What follows is a set of records; restate each one word for word and drop the pictures.

_ _ _

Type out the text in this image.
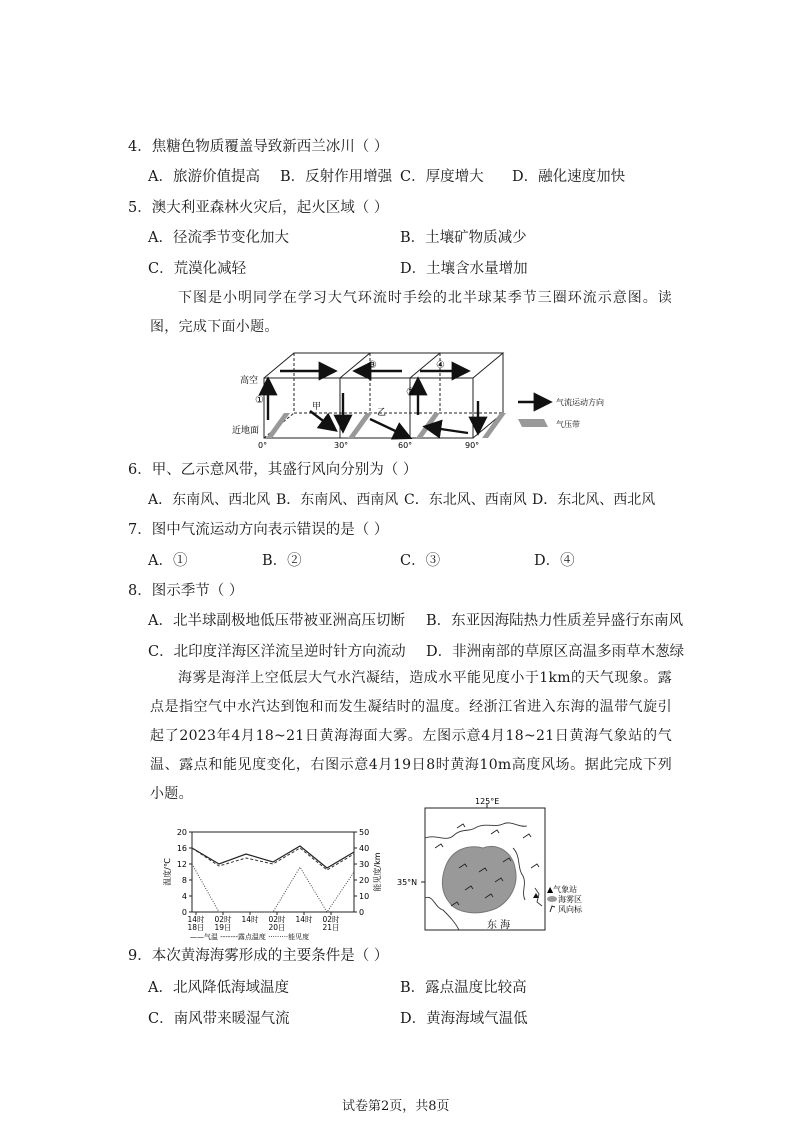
4．焦糖色物质覆盖导致新西兰冰川（ ）
A．旅游价值提高 B．反射作用增强 C．厚度增大 D．融化速度加快
5．澳大利亚森林火灾后，起火区域（ ）
A．径流季节变化加大	B．土壤矿物质减少
C．荒漠化减轻	D．土壤含水量增加
下图是小明同学在学习大气环流时手绘的北半球某季节三圈环流示意图。读图，完成下面小题。
高空
近地面
甲
乙
①
②
③	④
0°	30°	60°	90°
气流运动方向
气压带
6．甲、乙示意风带，其盛行风向分别为（ ）
A．东南风、西北风 B．东南风、西南风 C．东北风、西南风 D．东北风、西北风
7．图中气流运动方向表示错误的是（ ）
A．①	B．②	C．③	D．④
8．图示季节（ ）
A．北半球副极地低压带被亚洲高压切断 B．东亚因海陆热力性质差异盛行东南风
C．北印度洋海区洋流呈逆时针方向流动 D．非洲南部的草原区高温多雨草木葱绿
海雾是海洋上空低层大气水汽凝结，造成水平能见度小于1km的天气现象。露点是指空气中水汽达到饱和而发生凝结时的温度。经浙江省进入东海的温带气旋引起了2023年4月18~21日黄海海面大雾。左图示意4月18~21日黄海气象站的气温、露点和能见度变化，右图示意4月19日8时黄海10m高度风场。据此完成下列小题。
20
16
12
8
4
0
50
40
30
20
10
0
14时
18日
02时
19日
14时 02时
20日
14时 02时
21日
温度/℃	能见度/km
——气温 -------露点温度 ·········能见度
125°E
35°N
东 海
▲气象站
海雾区
风向标
9．本次黄海海雾形成的主要条件是（ ）
A．北风降低海域温度	B．露点温度比较高
C．南风带来暖湿气流	D．黄海海域气温低
试卷第2页，共8页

_ _ _

EXERCISE ANSWER –
Type out the text in this image.
4．焦糖色物质覆盖导致新西兰冰川（ ）
A．旅游价值提高 B．反射作用增强 C．厚度增大 D．融化速度加快
5．澳大利亚森林火灾后，起火区域（ ）
A．径流季节变化加大	B．土壤矿物质减少
C．荒漠化减轻	D．土壤含水量增加
下图是小明同学在学习大气环流时手绘的北半球某季节三圈环流示意图。读图，完成下面小题。
高空
近地面
甲
乙
①
②
③	④
0°	30°	60°	90°
气流运动方向
气压带
6．甲、乙示意风带，其盛行风向分别为（ ）
A．东南风、西北风 B．东南风、西南风 C．东北风、西南风 D．东北风、西北风
7．图中气流运动方向表示错误的是（ ）
A．①	B．②	C．③	D．④
8．图示季节（ ）
A．北半球副极地低压带被亚洲高压切断 B．东亚因海陆热力性质差异盛行东南风
C．北印度洋海区洋流呈逆时针方向流动 D．非洲南部的草原区高温多雨草木葱绿
海雾是海洋上空低层大气水汽凝结，造成水平能见度小于1km的天气现象。露点是指空气中水汽达到饱和而发生凝结时的温度。经浙江省进入东海的温带气旋引起了2023年4月18~21日黄海海面大雾。左图示意4月18~21日黄海气象站的气温、露点和能见度变化，右图示意4月19日8时黄海10m高度风场。据此完成下列小题。
20
16
12
8
4
0
50
40
30
20
10
0
14时
18日
02时
19日
14时 02时
20日
14时 02时
21日
温度/℃	能见度/km
——气温 -------露点温度 ·········能见度
125°E
35°N
东 海
▲气象站
海雾区
风向标
9．本次黄海海雾形成的主要条件是（ ）
A．北风降低海域温度	B．露点温度比较高
C．南风带来暖湿气流	D．黄海海域气温低
试卷第2页，共8页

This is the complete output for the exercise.